Dataset entries:
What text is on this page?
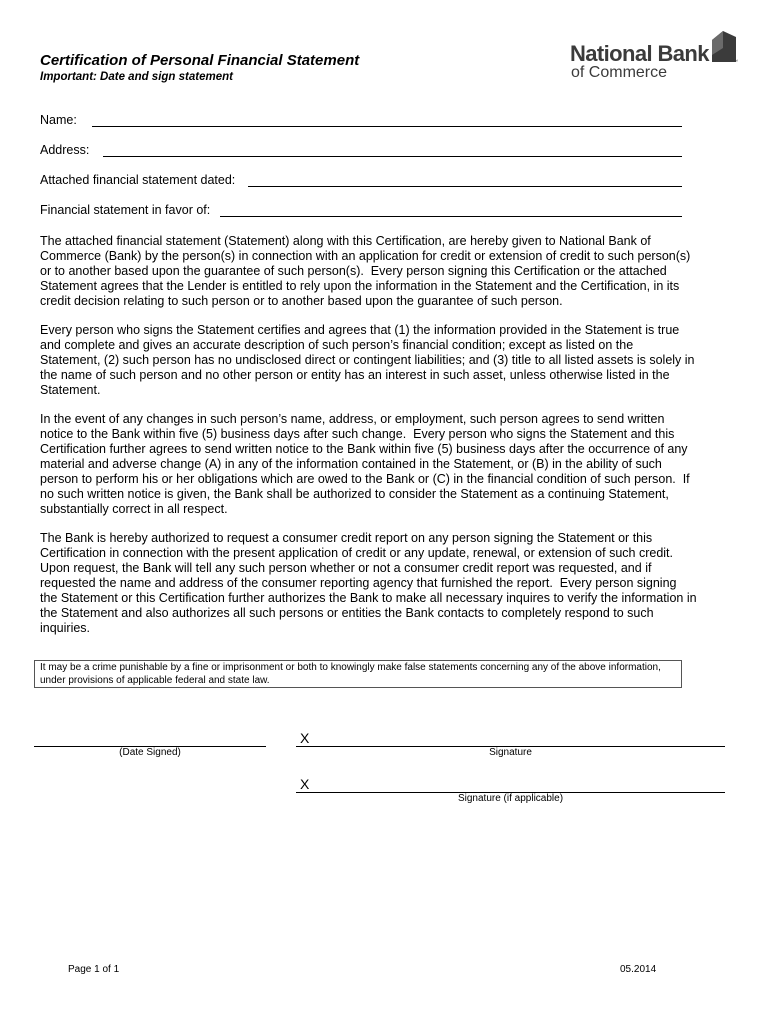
Certification of Personal Financial Statement
Important: Date and sign statement
National Bank	™
of Commerce
Name:
Address:
Attached financial statement dated:
Financial statement in favor of:
The attached financial statement (Statement) along with this Certification, are hereby given to National Bank of
Commerce (Bank) by the person(s) in connection with an application for credit or extension of credit to such person(s)
or to another based upon the guarantee of such person(s).  Every person signing this Certification or the attached
Statement agrees that the Lender is entitled to rely upon the information in the Statement and the Certification, in its
credit decision relating to such person or to another based upon the guarantee of such person.
Every person who signs the Statement certifies and agrees that (1) the information provided in the Statement is true
and complete and gives an accurate description of such person’s financial condition; except as listed on the
Statement, (2) such person has no undisclosed direct or contingent liabilities; and (3) title to all listed assets is solely in
the name of such person and no other person or entity has an interest in such asset, unless otherwise listed in the
Statement.
In the event of any changes in such person’s name, address, or employment, such person agrees to send written
notice to the Bank within five (5) business days after such change.  Every person who signs the Statement and this
Certification further agrees to send written notice to the Bank within five (5) business days after the occurrence of any
material and adverse change (A) in any of the information contained in the Statement, or (B) in the ability of such
person to perform his or her obligations which are owed to the Bank or (C) in the financial condition of such person.  If
no such written notice is given, the Bank shall be authorized to consider the Statement as a continuing Statement,
substantially correct in all respect.
The Bank is hereby authorized to request a consumer credit report on any person signing the Statement or this
Certification in connection with the present application of credit or any update, renewal, or extension of such credit.
Upon request, the Bank will tell any such person whether or not a consumer credit report was requested, and if
requested the name and address of the consumer reporting agency that furnished the report.  Every person signing
the Statement or this Certification further authorizes the Bank to make all necessary inquires to verify the information in
the Statement and also authorizes all such persons or entities the Bank contacts to completely respond to such
inquiries.
It may be a crime punishable by a fine or imprisonment or both to knowingly make false statements concerning any of the above information,
under provisions of applicable federal and state law.
(Date Signed)
X
Signature
X
Signature (if applicable)
Page 1 of 1	05.2014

The request: Spot every line that holds "authorizes" and copy it.

Reply:
the Statement or this Certification further authorizes the Bank to make all necessary inquires to verify the information in
the Statement and also authorizes all such persons or entities the Bank contacts to completely respond to such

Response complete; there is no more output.